___ Input for this task
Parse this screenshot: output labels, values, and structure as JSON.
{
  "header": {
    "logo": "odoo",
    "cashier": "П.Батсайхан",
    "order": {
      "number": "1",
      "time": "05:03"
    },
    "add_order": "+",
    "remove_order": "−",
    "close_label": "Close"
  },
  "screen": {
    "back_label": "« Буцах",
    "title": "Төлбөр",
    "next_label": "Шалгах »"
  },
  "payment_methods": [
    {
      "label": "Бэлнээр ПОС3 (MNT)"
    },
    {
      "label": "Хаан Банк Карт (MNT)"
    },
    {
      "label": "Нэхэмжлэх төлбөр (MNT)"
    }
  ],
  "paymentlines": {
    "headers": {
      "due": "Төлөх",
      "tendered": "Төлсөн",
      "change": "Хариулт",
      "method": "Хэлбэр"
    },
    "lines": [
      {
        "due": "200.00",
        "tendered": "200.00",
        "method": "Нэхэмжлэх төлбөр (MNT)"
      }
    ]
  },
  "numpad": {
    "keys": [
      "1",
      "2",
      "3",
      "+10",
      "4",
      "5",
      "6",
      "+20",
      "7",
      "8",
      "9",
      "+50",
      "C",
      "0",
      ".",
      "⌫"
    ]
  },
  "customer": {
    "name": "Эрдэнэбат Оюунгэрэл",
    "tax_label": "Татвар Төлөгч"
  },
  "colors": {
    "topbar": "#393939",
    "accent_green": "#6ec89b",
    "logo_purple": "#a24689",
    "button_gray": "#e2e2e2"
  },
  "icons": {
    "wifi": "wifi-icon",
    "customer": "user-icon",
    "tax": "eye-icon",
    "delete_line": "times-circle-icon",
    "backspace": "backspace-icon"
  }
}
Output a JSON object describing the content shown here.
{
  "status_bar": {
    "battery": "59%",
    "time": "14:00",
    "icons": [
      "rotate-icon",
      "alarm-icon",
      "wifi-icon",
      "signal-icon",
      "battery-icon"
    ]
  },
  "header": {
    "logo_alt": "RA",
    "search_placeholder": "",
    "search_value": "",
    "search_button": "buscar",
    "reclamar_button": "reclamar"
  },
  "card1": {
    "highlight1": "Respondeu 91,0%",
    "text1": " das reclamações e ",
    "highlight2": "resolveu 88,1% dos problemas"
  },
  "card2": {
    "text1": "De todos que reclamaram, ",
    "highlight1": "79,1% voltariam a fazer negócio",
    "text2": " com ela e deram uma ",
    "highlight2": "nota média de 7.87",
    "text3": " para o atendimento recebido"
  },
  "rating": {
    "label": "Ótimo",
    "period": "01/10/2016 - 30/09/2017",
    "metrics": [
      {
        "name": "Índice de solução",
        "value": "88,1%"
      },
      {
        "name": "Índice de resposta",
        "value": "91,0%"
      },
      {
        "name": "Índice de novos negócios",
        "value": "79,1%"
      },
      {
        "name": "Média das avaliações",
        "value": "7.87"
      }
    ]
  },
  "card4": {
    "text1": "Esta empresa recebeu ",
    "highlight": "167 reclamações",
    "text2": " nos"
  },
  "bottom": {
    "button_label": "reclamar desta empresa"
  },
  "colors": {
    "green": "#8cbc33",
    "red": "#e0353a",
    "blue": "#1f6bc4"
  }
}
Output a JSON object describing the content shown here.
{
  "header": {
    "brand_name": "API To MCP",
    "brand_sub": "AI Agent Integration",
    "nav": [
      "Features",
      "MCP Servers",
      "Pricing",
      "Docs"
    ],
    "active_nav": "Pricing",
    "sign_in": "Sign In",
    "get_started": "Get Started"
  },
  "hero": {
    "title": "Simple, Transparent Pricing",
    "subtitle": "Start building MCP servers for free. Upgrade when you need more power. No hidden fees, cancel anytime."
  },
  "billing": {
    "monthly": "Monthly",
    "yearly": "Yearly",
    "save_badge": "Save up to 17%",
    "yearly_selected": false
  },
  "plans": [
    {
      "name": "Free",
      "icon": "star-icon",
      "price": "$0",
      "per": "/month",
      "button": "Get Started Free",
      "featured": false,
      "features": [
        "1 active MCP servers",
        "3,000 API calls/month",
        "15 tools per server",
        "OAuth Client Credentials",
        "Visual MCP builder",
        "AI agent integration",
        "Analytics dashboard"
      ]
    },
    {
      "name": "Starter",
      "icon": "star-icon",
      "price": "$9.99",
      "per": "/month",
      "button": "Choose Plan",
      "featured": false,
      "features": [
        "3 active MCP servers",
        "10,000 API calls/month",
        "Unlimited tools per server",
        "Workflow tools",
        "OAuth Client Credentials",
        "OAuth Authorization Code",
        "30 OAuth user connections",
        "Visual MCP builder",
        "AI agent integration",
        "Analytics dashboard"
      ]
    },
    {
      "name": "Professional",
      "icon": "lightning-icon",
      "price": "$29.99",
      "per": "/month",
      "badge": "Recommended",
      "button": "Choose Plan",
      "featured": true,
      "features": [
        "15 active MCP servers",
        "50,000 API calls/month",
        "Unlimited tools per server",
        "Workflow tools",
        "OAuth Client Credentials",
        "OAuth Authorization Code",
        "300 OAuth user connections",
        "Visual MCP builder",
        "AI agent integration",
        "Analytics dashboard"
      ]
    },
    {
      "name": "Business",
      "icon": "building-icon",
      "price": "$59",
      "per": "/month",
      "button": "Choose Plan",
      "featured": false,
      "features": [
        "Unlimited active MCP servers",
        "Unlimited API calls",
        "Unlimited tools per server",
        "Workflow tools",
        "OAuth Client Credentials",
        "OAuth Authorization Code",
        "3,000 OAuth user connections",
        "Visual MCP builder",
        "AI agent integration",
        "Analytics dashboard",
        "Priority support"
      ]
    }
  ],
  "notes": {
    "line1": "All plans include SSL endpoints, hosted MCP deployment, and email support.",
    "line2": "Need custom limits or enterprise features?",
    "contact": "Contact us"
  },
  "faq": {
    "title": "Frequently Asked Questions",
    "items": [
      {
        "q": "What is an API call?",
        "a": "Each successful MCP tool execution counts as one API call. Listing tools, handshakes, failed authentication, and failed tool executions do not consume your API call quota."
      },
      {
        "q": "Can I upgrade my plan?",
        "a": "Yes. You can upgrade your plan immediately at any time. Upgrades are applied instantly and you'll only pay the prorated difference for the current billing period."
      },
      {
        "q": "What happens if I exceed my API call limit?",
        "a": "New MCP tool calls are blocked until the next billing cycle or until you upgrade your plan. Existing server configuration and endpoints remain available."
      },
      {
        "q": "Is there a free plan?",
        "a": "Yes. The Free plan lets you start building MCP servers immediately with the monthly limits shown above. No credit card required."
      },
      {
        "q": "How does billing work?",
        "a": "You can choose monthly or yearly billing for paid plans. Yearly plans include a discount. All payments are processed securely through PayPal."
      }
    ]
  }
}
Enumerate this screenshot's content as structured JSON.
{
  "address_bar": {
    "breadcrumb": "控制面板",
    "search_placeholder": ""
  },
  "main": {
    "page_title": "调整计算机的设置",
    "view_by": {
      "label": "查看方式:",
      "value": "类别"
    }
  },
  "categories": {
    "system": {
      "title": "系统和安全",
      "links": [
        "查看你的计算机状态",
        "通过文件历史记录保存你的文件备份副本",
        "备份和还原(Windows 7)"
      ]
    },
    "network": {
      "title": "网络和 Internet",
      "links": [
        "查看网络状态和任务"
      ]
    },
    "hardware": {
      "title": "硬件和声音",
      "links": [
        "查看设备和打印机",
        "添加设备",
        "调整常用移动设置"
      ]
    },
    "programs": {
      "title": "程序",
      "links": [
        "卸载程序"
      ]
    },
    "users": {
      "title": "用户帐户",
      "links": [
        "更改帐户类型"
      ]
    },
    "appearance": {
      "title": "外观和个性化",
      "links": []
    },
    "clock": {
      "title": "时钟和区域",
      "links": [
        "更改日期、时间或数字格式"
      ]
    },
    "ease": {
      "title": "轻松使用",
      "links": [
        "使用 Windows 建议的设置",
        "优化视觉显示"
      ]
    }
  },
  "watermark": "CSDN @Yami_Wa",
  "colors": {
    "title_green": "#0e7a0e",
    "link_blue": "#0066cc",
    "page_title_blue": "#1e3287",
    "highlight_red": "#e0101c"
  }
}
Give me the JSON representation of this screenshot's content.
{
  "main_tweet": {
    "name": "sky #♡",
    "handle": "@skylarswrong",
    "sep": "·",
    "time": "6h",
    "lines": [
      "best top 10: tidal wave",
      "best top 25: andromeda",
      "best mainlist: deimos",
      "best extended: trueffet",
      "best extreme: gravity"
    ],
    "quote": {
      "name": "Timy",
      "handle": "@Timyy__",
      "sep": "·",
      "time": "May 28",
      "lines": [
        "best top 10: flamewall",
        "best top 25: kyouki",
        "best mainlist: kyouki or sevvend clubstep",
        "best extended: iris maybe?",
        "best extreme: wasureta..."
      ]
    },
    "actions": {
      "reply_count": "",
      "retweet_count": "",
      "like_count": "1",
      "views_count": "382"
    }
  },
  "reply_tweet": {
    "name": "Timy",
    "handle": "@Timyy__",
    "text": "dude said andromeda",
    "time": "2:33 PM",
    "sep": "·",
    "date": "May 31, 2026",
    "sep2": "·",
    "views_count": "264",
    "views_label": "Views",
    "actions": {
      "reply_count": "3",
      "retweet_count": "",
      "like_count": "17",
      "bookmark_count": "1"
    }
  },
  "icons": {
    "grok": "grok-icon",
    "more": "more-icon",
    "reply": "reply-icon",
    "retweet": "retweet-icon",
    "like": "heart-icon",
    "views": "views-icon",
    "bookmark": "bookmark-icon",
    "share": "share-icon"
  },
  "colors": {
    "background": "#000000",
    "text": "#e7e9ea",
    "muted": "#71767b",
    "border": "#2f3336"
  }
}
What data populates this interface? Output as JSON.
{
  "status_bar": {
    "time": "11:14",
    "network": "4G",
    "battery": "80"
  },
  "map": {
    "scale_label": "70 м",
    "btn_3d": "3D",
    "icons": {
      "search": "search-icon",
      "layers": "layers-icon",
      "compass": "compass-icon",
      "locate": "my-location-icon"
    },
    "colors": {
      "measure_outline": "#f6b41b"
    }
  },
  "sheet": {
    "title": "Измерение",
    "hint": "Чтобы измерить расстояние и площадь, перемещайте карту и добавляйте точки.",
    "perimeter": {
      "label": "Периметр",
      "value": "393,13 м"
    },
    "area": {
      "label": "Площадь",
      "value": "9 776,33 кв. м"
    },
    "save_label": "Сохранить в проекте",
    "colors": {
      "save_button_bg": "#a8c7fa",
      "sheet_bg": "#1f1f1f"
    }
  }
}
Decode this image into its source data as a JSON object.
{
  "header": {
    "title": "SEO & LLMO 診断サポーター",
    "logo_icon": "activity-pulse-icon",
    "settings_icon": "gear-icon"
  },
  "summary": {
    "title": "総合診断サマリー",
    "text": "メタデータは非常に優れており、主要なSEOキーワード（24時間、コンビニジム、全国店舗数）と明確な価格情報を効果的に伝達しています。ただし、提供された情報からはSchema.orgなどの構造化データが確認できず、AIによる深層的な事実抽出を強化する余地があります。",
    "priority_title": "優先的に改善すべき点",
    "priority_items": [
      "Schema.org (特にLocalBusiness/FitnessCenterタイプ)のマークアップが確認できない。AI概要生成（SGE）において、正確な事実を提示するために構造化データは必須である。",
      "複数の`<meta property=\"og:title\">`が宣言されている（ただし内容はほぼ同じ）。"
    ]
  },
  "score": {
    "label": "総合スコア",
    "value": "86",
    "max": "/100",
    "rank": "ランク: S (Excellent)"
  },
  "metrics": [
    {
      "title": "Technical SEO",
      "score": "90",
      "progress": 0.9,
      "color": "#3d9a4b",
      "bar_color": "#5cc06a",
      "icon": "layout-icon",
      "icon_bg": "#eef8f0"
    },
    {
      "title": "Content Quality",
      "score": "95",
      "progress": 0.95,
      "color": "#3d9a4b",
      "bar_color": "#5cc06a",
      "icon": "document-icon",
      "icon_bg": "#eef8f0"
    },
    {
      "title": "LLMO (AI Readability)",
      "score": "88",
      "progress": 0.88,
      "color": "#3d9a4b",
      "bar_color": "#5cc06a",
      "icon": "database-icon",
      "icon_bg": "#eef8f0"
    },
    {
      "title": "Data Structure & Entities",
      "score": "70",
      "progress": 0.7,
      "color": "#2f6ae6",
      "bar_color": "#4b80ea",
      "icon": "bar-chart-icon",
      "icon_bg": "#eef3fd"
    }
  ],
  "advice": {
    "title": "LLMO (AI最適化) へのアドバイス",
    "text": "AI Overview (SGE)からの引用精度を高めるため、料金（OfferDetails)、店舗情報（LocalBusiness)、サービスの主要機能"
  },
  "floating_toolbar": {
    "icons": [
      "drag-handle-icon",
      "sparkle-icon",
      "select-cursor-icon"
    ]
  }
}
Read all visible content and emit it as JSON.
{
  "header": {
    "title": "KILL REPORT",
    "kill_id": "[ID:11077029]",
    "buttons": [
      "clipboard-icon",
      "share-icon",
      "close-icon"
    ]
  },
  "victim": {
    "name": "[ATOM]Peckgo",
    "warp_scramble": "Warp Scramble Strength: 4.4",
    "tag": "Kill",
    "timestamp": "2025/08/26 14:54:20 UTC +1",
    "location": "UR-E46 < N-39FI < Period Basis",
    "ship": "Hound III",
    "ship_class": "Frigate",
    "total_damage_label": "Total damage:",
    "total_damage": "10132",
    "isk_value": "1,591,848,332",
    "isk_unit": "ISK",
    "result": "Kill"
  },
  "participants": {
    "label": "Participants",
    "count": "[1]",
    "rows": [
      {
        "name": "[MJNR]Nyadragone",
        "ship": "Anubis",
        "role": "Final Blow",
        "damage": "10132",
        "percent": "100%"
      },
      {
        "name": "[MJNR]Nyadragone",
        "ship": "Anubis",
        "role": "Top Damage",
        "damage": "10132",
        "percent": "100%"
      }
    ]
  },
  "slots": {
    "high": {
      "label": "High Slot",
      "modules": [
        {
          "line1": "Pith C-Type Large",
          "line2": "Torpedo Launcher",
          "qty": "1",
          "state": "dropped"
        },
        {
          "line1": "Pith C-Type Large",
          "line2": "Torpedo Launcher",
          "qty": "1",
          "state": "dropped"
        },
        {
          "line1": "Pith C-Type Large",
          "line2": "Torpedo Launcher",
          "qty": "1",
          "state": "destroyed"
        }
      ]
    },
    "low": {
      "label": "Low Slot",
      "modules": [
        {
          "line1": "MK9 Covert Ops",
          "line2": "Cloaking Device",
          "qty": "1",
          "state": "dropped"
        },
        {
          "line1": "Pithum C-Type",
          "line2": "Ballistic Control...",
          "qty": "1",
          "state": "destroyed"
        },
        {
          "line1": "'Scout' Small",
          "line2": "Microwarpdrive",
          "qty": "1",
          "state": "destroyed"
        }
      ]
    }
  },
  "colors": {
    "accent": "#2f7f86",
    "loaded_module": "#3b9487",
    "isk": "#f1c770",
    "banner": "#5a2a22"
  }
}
______
* What the task requires: Pull out every line containing "LLMO".

* The solution:
    "title": "SEO & LLMO 診断サポーター",
      "title": "LLMO (AI Readability)",
    "title": "LLMO (AI最適化) へのアドバイス",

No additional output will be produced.